THE TASK:
Reproduce every one of the rows below word for word, leaving out the pictures.

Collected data
* * * *

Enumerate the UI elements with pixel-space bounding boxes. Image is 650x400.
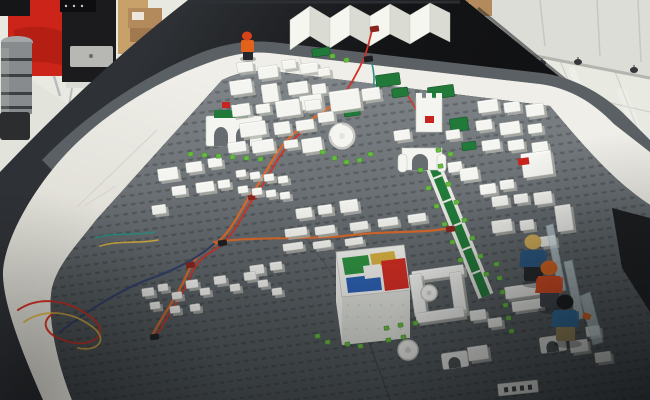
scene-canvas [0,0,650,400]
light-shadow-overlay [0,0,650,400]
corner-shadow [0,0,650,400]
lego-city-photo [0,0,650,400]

* * * *

EXERCISE ANSWER:
Enumerate the UI elements with pixel-space bounding boxes. Image is 650x400.
scene-canvas [0,0,650,400]
light-shadow-overlay [0,0,650,400]
corner-shadow [0,0,650,400]
lego-city-photo [0,0,650,400]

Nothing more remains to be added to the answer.